***** DATASET EXTRACT

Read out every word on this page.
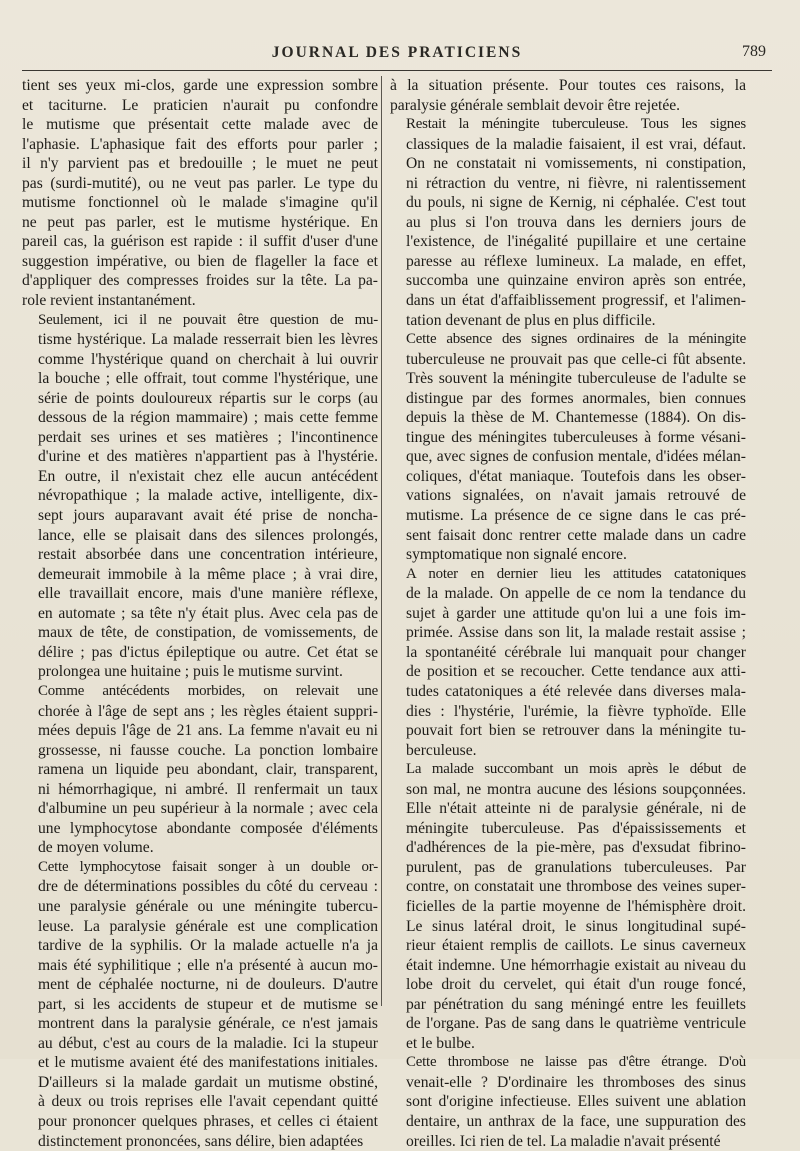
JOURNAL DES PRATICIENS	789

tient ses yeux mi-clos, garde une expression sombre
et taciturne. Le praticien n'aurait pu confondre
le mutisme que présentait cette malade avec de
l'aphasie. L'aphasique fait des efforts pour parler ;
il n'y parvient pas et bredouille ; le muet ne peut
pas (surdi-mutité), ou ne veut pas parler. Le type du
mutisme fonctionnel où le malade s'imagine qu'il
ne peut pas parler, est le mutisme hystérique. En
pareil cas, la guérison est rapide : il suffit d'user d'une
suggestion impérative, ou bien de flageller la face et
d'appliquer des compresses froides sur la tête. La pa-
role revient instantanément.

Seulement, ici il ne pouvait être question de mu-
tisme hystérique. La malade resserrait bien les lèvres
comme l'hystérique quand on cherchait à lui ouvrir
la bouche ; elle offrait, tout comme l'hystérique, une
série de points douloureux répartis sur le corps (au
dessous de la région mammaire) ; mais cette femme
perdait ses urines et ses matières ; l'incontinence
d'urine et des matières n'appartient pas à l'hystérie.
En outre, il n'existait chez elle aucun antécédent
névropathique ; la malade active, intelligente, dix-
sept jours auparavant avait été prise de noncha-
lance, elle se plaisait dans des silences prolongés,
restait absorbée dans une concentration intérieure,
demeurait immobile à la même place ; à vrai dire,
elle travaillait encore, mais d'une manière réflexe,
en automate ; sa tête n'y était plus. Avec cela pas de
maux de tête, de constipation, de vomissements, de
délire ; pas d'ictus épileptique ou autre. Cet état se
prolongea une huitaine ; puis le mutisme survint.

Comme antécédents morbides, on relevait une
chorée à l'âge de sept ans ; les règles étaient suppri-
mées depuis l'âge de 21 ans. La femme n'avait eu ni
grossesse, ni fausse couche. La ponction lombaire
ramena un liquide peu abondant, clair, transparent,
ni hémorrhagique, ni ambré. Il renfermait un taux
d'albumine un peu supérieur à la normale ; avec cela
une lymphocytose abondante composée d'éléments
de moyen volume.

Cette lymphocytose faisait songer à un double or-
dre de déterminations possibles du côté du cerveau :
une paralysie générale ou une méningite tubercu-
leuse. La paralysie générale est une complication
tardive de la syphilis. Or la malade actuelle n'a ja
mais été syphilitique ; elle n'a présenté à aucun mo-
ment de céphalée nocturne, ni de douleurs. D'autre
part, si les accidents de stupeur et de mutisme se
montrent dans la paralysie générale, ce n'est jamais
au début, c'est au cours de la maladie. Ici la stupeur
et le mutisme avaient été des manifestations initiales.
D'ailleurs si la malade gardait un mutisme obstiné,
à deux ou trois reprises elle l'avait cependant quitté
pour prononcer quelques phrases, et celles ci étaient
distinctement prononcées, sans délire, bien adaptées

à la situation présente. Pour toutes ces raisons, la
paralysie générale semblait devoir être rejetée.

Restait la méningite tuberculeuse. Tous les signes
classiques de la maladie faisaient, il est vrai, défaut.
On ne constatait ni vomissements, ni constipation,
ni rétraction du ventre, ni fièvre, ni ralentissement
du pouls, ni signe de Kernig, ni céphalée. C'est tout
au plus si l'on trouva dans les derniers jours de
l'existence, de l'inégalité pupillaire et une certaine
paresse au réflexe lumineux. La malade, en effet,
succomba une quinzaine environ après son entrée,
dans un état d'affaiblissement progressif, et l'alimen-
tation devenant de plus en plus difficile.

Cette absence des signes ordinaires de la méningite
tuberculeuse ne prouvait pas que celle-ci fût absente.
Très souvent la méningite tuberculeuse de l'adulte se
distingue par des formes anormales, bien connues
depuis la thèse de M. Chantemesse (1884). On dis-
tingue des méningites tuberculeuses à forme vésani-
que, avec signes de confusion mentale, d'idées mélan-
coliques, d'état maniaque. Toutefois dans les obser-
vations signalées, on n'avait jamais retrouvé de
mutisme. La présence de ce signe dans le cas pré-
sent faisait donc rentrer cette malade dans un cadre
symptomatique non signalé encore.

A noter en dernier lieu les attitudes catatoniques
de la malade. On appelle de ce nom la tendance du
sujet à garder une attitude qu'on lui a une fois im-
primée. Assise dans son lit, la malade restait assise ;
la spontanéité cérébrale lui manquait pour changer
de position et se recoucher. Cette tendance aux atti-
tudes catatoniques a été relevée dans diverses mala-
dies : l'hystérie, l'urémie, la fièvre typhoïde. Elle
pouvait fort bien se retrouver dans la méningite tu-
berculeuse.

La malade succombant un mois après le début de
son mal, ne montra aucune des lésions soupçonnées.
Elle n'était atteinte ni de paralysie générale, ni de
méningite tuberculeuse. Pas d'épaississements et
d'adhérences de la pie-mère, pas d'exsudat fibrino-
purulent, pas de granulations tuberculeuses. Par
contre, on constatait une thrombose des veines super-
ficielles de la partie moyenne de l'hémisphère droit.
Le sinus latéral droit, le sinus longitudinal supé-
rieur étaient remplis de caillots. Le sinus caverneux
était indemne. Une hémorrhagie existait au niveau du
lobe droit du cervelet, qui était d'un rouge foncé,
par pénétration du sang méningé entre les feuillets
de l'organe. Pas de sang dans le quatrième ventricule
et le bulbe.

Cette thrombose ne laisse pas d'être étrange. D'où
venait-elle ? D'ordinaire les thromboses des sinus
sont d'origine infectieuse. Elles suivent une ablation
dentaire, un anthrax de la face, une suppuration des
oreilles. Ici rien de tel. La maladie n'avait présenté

**********
***** DATASET EXTRACT

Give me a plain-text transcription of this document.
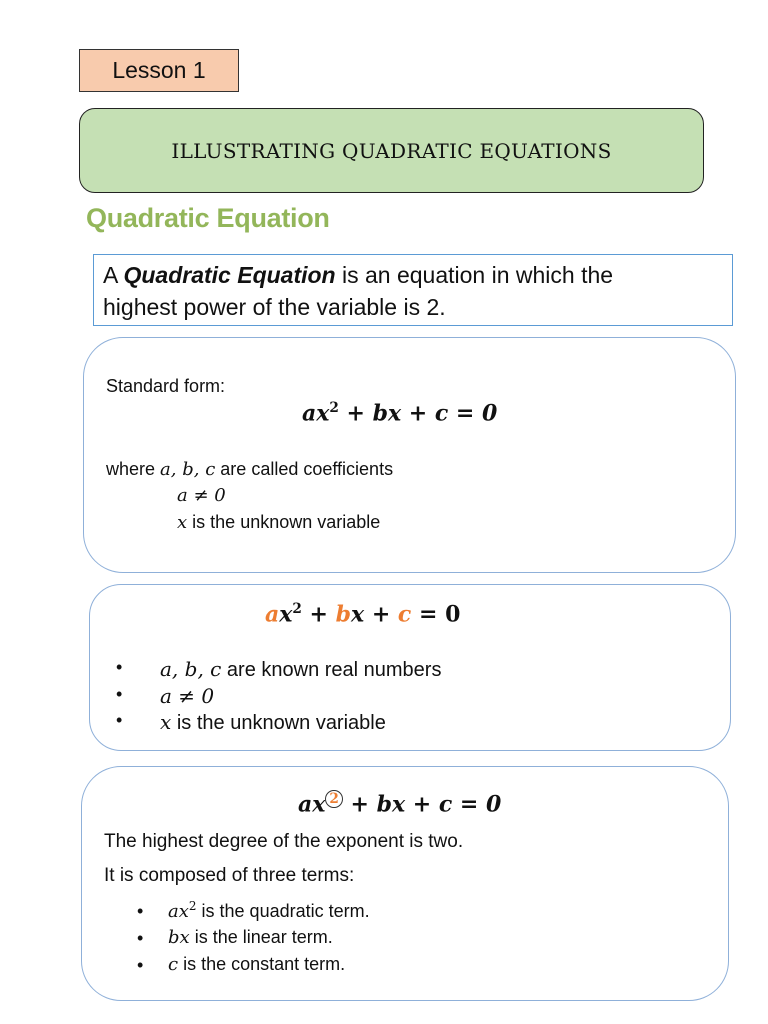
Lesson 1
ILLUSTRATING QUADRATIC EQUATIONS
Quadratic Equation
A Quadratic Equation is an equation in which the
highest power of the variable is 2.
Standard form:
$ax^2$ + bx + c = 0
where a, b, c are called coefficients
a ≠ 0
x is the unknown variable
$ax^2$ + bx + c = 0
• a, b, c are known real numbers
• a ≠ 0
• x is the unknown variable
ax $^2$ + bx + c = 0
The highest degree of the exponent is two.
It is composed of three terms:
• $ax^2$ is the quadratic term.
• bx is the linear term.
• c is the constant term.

**********
***** DATASET EXTRACT

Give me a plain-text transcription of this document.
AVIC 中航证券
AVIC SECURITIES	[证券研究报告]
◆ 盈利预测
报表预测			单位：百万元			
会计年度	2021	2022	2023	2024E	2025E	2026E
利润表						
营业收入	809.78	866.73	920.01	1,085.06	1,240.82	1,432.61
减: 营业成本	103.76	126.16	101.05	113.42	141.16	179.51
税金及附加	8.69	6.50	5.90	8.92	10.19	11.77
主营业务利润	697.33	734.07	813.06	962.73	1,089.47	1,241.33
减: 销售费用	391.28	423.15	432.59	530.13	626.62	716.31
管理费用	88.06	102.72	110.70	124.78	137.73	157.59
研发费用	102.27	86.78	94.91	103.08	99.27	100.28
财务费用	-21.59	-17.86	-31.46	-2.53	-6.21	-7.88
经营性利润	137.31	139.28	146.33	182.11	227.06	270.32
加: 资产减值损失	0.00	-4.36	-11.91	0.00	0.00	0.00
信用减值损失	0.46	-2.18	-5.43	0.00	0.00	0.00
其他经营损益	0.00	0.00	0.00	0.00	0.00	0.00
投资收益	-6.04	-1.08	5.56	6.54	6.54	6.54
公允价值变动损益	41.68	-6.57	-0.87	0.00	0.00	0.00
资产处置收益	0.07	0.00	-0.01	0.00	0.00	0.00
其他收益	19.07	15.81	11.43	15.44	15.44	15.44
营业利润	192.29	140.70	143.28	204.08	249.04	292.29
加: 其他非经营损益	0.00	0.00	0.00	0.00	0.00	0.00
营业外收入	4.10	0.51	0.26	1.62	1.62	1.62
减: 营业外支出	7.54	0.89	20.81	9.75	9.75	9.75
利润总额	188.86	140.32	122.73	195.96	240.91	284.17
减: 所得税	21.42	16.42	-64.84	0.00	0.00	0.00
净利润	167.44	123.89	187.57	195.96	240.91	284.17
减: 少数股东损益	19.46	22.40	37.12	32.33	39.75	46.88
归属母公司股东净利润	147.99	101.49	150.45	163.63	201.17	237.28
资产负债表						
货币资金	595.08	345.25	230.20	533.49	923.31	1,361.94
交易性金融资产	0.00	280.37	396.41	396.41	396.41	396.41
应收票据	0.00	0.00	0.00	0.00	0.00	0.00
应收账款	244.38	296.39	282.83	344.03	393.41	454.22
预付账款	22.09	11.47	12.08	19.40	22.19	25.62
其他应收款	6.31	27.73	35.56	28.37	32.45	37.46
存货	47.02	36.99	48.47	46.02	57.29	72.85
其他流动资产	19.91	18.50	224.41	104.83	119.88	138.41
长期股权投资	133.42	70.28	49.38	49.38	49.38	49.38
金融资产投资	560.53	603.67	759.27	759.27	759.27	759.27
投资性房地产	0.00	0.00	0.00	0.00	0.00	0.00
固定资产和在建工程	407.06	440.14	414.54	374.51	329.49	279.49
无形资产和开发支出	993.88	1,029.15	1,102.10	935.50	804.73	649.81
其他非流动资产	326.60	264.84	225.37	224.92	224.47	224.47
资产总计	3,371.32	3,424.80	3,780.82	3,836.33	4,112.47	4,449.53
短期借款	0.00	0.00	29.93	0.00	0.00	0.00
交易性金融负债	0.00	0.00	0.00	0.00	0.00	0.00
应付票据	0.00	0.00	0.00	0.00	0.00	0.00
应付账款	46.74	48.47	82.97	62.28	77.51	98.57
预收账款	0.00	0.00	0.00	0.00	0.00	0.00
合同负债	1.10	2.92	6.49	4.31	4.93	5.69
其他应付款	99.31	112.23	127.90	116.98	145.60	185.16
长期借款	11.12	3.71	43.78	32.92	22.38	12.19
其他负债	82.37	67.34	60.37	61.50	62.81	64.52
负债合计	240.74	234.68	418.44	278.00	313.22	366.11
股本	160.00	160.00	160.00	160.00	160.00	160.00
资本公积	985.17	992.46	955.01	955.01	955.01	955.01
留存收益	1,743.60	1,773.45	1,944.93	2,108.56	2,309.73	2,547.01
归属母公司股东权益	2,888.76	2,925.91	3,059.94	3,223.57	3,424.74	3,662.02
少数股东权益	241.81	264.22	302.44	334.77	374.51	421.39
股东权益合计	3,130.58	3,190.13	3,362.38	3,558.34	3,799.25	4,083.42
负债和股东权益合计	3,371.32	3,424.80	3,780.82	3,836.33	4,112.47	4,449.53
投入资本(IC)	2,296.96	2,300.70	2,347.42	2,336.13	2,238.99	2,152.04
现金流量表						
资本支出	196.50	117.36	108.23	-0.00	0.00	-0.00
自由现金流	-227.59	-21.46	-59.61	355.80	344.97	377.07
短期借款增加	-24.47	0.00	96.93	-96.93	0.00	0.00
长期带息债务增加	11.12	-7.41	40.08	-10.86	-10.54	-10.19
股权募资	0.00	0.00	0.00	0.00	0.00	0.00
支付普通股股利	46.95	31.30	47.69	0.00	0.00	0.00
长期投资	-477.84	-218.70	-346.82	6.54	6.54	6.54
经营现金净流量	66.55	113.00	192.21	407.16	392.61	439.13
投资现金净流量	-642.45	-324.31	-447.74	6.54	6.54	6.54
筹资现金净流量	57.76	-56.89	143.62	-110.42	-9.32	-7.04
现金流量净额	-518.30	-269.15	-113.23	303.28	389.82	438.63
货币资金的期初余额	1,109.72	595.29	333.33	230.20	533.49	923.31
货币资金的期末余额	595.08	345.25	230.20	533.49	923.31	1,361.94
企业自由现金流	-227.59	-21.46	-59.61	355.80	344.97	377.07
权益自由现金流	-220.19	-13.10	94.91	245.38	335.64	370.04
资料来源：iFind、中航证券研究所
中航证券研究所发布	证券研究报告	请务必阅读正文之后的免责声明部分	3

**********

Whenever "femme" turns up in a line, pick that line out.

dessous de la région mammaire) ; mais cette femme
mées depuis l'âge de 21 ans. La femme n'avait eu ni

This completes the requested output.